Stored entries:
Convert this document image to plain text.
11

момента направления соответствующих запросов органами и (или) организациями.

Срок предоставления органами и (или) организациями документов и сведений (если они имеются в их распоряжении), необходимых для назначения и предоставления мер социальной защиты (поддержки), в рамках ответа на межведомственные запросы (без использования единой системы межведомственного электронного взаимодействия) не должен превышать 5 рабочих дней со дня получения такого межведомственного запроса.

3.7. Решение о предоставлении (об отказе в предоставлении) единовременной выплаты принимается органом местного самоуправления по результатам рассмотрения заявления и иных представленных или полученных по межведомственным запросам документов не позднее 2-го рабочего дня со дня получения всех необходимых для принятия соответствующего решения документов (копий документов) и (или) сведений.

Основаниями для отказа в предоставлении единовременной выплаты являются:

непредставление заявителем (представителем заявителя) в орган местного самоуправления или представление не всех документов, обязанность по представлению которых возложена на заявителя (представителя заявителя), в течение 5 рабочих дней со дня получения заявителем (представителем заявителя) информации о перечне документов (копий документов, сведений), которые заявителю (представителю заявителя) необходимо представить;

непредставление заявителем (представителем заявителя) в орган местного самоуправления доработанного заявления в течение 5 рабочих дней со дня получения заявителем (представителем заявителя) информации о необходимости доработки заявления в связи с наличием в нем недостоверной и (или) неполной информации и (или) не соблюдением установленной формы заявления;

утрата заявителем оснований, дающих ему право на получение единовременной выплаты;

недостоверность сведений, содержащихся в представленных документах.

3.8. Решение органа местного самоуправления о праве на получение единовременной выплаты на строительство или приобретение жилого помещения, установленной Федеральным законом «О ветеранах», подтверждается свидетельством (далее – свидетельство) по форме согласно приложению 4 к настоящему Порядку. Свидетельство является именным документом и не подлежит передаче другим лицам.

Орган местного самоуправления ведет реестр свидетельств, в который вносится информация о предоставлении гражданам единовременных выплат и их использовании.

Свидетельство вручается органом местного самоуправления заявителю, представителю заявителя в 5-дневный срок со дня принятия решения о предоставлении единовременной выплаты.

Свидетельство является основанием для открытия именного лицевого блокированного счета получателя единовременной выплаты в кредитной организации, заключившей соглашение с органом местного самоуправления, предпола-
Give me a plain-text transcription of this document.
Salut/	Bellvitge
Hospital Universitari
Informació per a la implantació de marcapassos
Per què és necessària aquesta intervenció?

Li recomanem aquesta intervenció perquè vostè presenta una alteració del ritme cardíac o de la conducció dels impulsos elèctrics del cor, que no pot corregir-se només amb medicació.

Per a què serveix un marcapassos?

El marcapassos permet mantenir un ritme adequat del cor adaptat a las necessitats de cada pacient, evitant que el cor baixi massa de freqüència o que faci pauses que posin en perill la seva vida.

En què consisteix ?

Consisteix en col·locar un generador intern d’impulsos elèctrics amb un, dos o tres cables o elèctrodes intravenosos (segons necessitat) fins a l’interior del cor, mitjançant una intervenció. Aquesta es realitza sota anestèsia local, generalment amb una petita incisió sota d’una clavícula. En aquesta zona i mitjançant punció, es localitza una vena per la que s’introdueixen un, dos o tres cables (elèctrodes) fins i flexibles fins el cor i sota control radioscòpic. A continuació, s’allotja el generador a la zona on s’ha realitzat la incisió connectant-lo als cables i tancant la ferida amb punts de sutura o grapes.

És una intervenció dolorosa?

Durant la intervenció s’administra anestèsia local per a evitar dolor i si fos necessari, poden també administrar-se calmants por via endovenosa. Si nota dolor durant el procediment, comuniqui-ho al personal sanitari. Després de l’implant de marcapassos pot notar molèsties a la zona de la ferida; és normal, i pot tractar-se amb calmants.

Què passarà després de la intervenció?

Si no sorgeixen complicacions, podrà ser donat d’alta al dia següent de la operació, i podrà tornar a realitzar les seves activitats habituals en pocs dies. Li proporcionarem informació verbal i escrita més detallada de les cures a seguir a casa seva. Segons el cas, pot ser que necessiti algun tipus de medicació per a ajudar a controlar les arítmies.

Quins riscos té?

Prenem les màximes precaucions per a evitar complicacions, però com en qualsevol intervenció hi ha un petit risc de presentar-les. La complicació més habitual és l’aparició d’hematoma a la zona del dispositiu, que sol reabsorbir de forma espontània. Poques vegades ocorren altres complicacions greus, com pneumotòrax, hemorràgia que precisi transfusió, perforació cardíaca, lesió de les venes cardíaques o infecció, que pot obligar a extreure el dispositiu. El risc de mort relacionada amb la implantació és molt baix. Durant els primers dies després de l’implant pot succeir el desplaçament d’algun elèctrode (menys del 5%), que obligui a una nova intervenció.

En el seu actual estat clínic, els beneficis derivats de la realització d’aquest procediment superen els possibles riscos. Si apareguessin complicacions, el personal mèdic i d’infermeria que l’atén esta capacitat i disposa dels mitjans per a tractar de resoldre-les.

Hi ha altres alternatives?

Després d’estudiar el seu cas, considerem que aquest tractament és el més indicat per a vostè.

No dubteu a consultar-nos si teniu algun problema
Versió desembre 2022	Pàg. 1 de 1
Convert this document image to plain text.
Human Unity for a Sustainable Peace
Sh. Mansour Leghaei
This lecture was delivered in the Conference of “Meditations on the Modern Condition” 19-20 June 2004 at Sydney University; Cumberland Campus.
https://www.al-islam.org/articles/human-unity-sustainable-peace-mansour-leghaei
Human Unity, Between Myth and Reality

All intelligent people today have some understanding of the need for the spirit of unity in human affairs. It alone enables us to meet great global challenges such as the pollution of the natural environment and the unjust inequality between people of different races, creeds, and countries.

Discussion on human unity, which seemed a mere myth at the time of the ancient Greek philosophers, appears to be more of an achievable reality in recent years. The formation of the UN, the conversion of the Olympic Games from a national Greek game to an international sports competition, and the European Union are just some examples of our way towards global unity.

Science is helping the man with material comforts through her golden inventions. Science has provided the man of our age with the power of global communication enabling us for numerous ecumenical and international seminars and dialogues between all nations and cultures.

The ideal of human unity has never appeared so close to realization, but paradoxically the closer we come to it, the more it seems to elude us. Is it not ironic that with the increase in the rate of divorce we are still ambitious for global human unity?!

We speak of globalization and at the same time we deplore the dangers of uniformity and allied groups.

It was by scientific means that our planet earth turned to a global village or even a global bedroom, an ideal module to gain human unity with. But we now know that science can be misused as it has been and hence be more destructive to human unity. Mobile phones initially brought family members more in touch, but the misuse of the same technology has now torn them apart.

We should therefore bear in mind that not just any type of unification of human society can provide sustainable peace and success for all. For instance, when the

What is needed
Exactly reproduce the material above.

Response to this task
Convert this document image to plain text.
11

момента направления соответствующих запросов органами и (или) организациями.

Срок предоставления органами и (или) организациями документов и сведений (если они имеются в их распоряжении), необходимых для назначения и предоставления мер социальной защиты (поддержки), в рамках ответа на межведомственные запросы (без использования единой системы межведомственного электронного взаимодействия) не должен превышать 5 рабочих дней со дня получения такого межведомственного запроса.

3.7. Решение о предоставлении (об отказе в предоставлении) единовременной выплаты принимается органом местного самоуправления по результатам рассмотрения заявления и иных представленных или полученных по межведомственным запросам документов не позднее 2-го рабочего дня со дня получения всех необходимых для принятия соответствующего решения документов (копий документов) и (или) сведений.

Основаниями для отказа в предоставлении единовременной выплаты являются:

непредставление заявителем (представителем заявителя) в орган местного самоуправления или представление не всех документов, обязанность по представлению которых возложена на заявителя (представителя заявителя), в течение 5 рабочих дней со дня получения заявителем (представителем заявителя) информации о перечне документов (копий документов, сведений), которые заявителю (представителю заявителя) необходимо представить;

непредставление заявителем (представителем заявителя) в орган местного самоуправления доработанного заявления в течение 5 рабочих дней со дня получения заявителем (представителем заявителя) информации о необходимости доработки заявления в связи с наличием в нем недостоверной и (или) неполной информации и (или) не соблюдением установленной формы заявления;

утрата заявителем оснований, дающих ему право на получение единовременной выплаты;

недостоверность сведений, содержащихся в представленных документах.

3.8. Решение органа местного самоуправления о праве на получение единовременной выплаты на строительство или приобретение жилого помещения, установленной Федеральным законом «О ветеранах», подтверждается свидетельством (далее – свидетельство) по форме согласно приложению 4 к настоящему Порядку. Свидетельство является именным документом и не подлежит передаче другим лицам.

Орган местного самоуправления ведет реестр свидетельств, в который вносится информация о предоставлении гражданам единовременных выплат и их использовании.

Свидетельство вручается органом местного самоуправления заявителю, представителю заявителя в 5-дневный срок со дня принятия решения о предоставлении единовременной выплаты.

Свидетельство является основанием для открытия именного лицевого блокированного счета получателя единовременной выплаты в кредитной организации, заключившей соглашение с органом местного самоуправления, предпола-
Give me a plain-text transcription of this document.
Salut/	Bellvitge
Hospital Universitari
Informació per a la implantació de marcapassos
Per què és necessària aquesta intervenció?

Li recomanem aquesta intervenció perquè vostè presenta una alteració del ritme cardíac o de la conducció dels impulsos elèctrics del cor, que no pot corregir-se només amb medicació.

Per a què serveix un marcapassos?

El marcapassos permet mantenir un ritme adequat del cor adaptat a las necessitats de cada pacient, evitant que el cor baixi massa de freqüència o que faci pauses que posin en perill la seva vida.

En què consisteix ?

Consisteix en col·locar un generador intern d’impulsos elèctrics amb un, dos o tres cables o elèctrodes intravenosos (segons necessitat) fins a l’interior del cor, mitjançant una intervenció. Aquesta es realitza sota anestèsia local, generalment amb una petita incisió sota d’una clavícula. En aquesta zona i mitjançant punció, es localitza una vena per la que s’introdueixen un, dos o tres cables (elèctrodes) fins i flexibles fins el cor i sota control radioscòpic. A continuació, s’allotja el generador a la zona on s’ha realitzat la incisió connectant-lo als cables i tancant la ferida amb punts de sutura o grapes.

És una intervenció dolorosa?

Durant la intervenció s’administra anestèsia local per a evitar dolor i si fos necessari, poden també administrar-se calmants por via endovenosa. Si nota dolor durant el procediment, comuniqui-ho al personal sanitari. Després de l’implant de marcapassos pot notar molèsties a la zona de la ferida; és normal, i pot tractar-se amb calmants.

Què passarà després de la intervenció?

Si no sorgeixen complicacions, podrà ser donat d’alta al dia següent de la operació, i podrà tornar a realitzar les seves activitats habituals en pocs dies. Li proporcionarem informació verbal i escrita més detallada de les cures a seguir a casa seva. Segons el cas, pot ser que necessiti algun tipus de medicació per a ajudar a controlar les arítmies.

Quins riscos té?

Prenem les màximes precaucions per a evitar complicacions, però com en qualsevol intervenció hi ha un petit risc de presentar-les. La complicació més habitual és l’aparició d’hematoma a la zona del dispositiu, que sol reabsorbir de forma espontània. Poques vegades ocorren altres complicacions greus, com pneumotòrax, hemorràgia que precisi transfusió, perforació cardíaca, lesió de les venes cardíaques o infecció, que pot obligar a extreure el dispositiu. El risc de mort relacionada amb la implantació és molt baix. Durant els primers dies després de l’implant pot succeir el desplaçament d’algun elèctrode (menys del 5%), que obligui a una nova intervenció.

En el seu actual estat clínic, els beneficis derivats de la realització d’aquest procediment superen els possibles riscos. Si apareguessin complicacions, el personal mèdic i d’infermeria que l’atén esta capacitat i disposa dels mitjans per a tractar de resoldre-les.

Hi ha altres alternatives?

Després d’estudiar el seu cas, considerem que aquest tractament és el més indicat per a vostè.

No dubteu a consultar-nos si teniu algun problema
Versió desembre 2022	Pàg. 1 de 1
Convert this document image to plain text.
Human Unity for a Sustainable Peace
Sh. Mansour Leghaei
This lecture was delivered in the Conference of “Meditations on the Modern Condition” 19-20 June 2004 at Sydney University; Cumberland Campus.
https://www.al-islam.org/articles/human-unity-sustainable-peace-mansour-leghaei
Human Unity, Between Myth and Reality

All intelligent people today have some understanding of the need for the spirit of unity in human affairs. It alone enables us to meet great global challenges such as the pollution of the natural environment and the unjust inequality between people of different races, creeds, and countries.

Discussion on human unity, which seemed a mere myth at the time of the ancient Greek philosophers, appears to be more of an achievable reality in recent years. The formation of the UN, the conversion of the Olympic Games from a national Greek game to an international sports competition, and the European Union are just some examples of our way towards global unity.

Science is helping the man with material comforts through her golden inventions. Science has provided the man of our age with the power of global communication enabling us for numerous ecumenical and international seminars and dialogues between all nations and cultures.

The ideal of human unity has never appeared so close to realization, but paradoxically the closer we come to it, the more it seems to elude us. Is it not ironic that with the increase in the rate of divorce we are still ambitious for global human unity?!

We speak of globalization and at the same time we deplore the dangers of uniformity and allied groups.

It was by scientific means that our planet earth turned to a global village or even a global bedroom, an ideal module to gain human unity with. But we now know that science can be misused as it has been and hence be more destructive to human unity. Mobile phones initially brought family members more in touch, but the misuse of the same technology has now torn them apart.

We should therefore bear in mind that not just any type of unification of human society can provide sustainable peace and success for all. For instance, when the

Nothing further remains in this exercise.